• _TO DO_: Give every line from the entries that contains "请点按合并的收件箱".

• _DATA LISTING_:
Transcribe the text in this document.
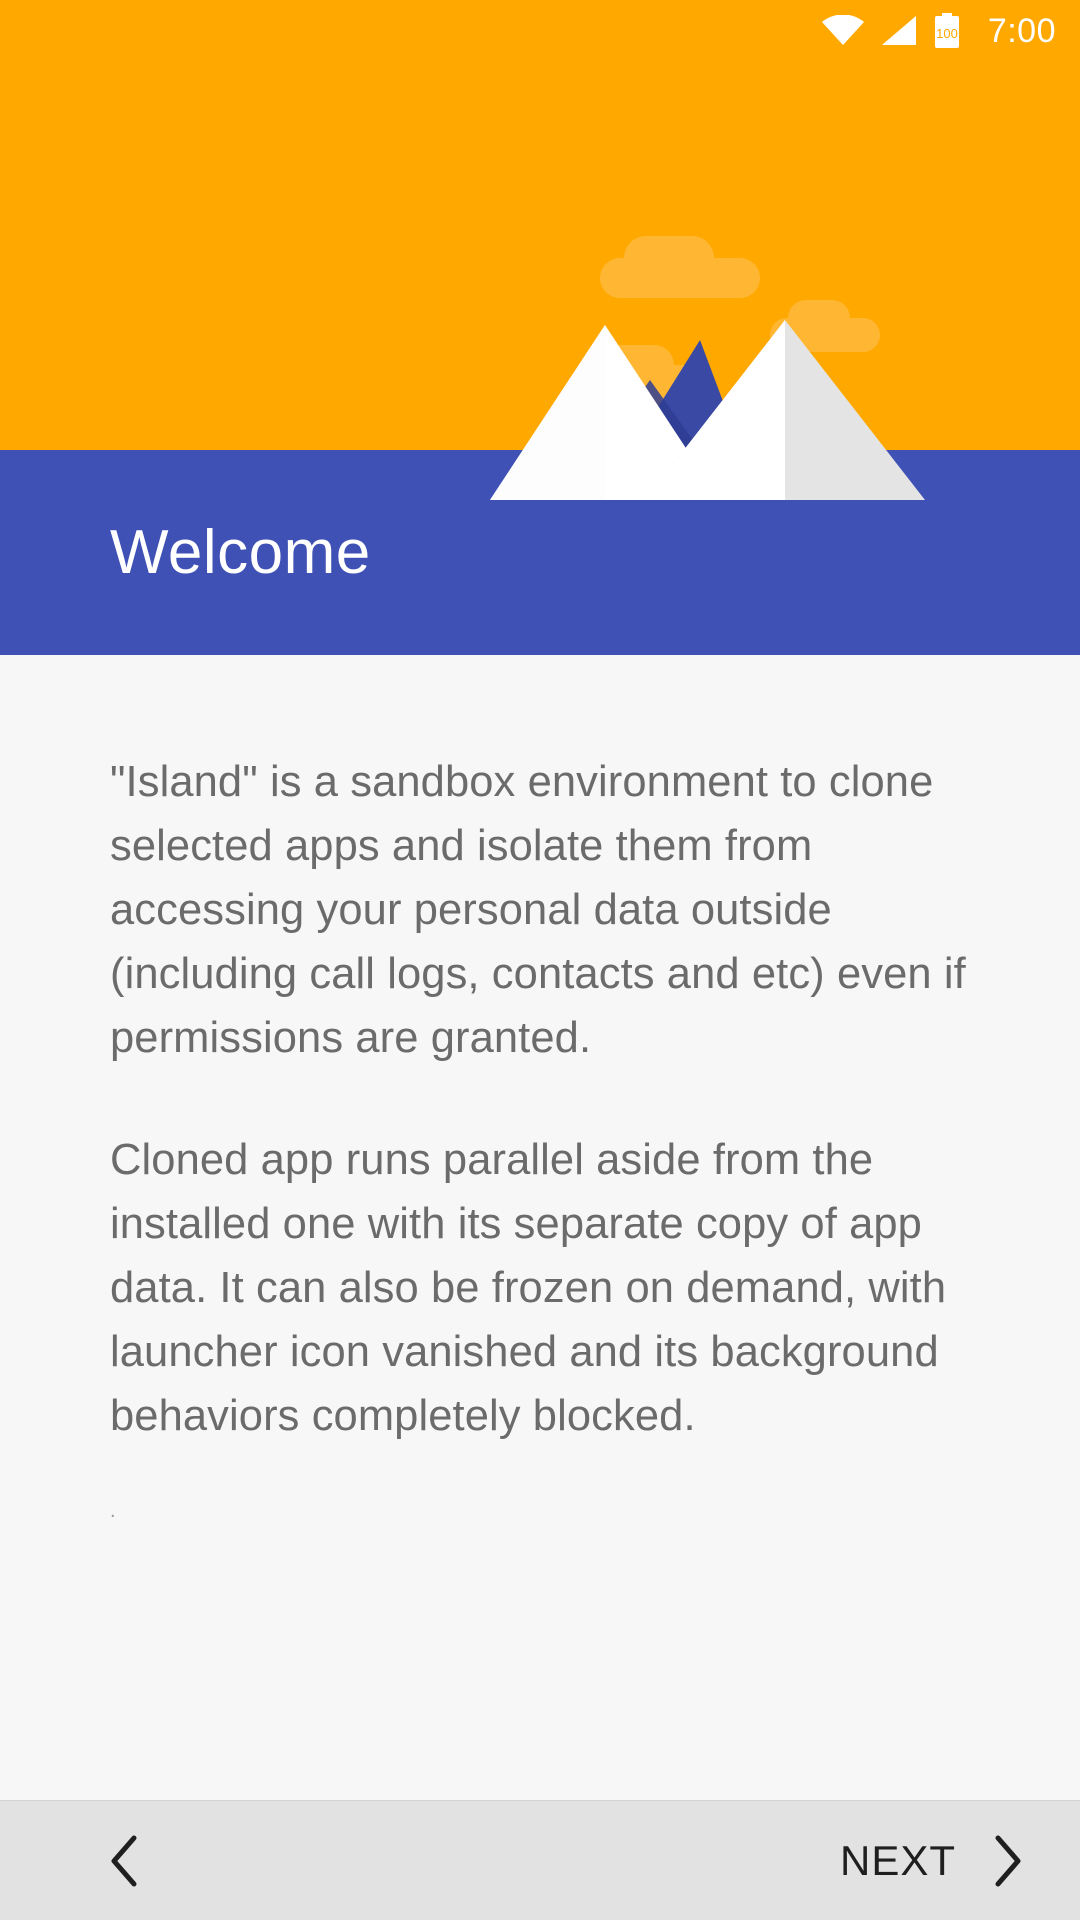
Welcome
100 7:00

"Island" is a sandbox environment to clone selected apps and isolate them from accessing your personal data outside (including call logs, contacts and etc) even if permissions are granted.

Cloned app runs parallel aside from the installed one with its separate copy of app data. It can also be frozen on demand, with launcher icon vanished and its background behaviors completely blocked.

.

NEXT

---

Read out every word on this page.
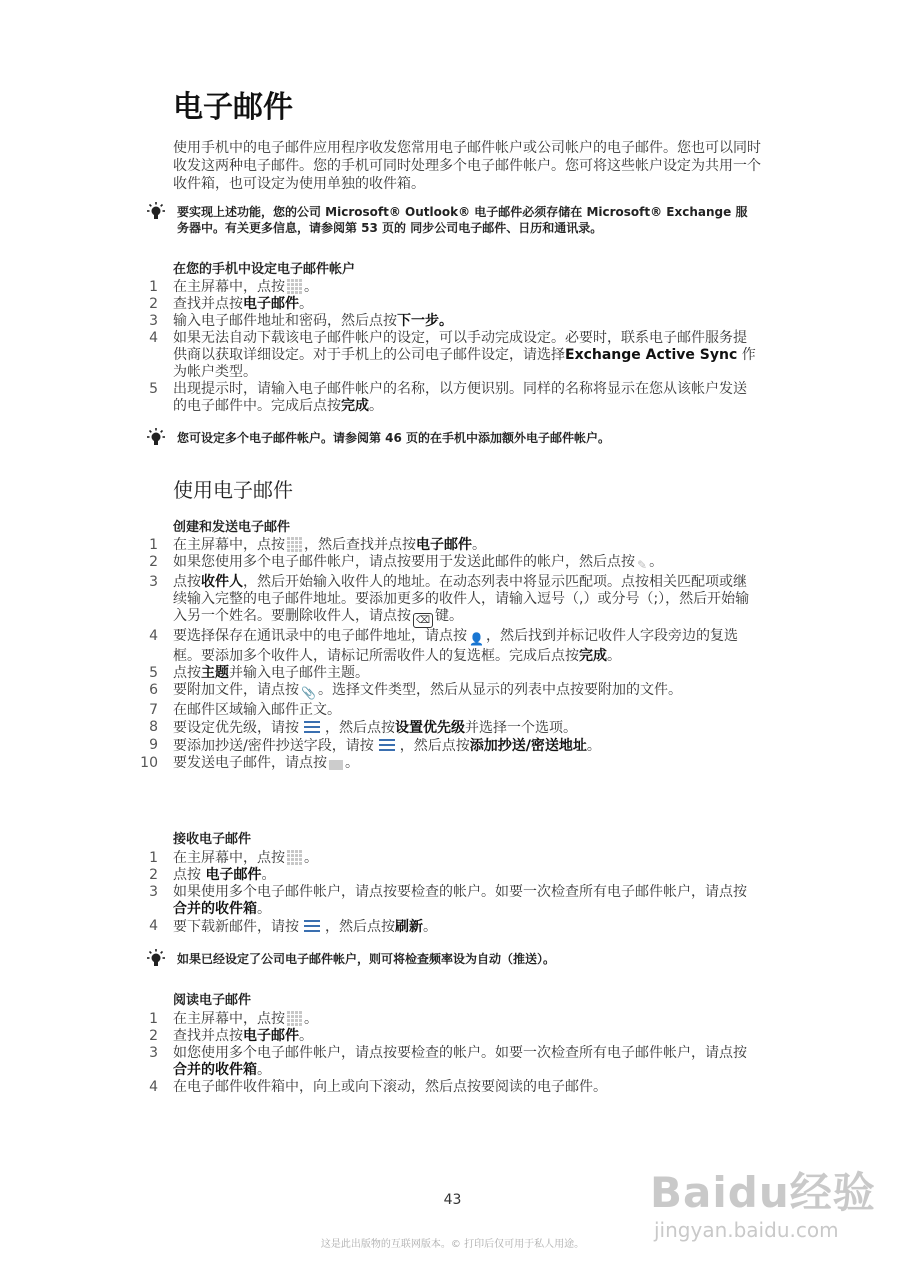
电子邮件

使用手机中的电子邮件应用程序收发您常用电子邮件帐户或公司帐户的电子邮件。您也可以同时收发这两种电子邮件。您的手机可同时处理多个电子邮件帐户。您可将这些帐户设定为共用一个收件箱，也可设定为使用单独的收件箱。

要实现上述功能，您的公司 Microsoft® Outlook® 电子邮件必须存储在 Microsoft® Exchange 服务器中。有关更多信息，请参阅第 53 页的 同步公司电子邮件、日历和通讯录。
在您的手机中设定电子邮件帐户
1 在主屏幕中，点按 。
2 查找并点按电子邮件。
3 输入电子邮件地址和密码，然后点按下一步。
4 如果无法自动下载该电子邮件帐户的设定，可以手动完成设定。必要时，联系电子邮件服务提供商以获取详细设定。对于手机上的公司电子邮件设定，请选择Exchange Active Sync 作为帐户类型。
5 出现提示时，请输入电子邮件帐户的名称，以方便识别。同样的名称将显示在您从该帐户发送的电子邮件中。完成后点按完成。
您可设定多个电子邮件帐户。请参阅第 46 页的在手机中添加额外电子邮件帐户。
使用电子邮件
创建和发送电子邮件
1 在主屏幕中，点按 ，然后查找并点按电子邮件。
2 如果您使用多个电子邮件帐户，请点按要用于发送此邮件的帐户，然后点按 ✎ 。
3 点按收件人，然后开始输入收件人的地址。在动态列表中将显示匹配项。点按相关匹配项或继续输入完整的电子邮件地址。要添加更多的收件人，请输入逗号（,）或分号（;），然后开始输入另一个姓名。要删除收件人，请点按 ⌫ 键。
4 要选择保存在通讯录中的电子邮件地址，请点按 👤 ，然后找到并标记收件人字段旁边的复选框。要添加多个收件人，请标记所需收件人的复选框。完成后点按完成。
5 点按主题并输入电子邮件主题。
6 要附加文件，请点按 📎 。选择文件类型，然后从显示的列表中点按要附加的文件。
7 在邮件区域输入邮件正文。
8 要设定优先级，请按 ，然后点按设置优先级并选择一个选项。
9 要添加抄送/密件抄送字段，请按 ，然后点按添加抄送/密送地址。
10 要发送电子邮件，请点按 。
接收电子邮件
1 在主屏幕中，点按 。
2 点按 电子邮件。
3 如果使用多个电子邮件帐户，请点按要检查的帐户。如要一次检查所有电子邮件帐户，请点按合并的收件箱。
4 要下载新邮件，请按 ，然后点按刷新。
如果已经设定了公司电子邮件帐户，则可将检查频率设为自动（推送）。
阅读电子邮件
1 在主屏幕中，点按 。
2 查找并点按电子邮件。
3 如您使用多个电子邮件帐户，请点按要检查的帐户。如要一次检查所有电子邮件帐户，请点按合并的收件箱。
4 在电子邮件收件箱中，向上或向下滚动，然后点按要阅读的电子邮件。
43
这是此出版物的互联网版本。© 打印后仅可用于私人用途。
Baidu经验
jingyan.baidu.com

• _SOLUTION TO THE EXERCISE_:
3 如果使用多个电子邮件帐户，请点按要检查的帐户。如要一次检查所有电子邮件帐户，请点按合并的收件箱。
3 如您使用多个电子邮件帐户，请点按要检查的帐户。如要一次检查所有电子邮件帐户，请点按合并的收件箱。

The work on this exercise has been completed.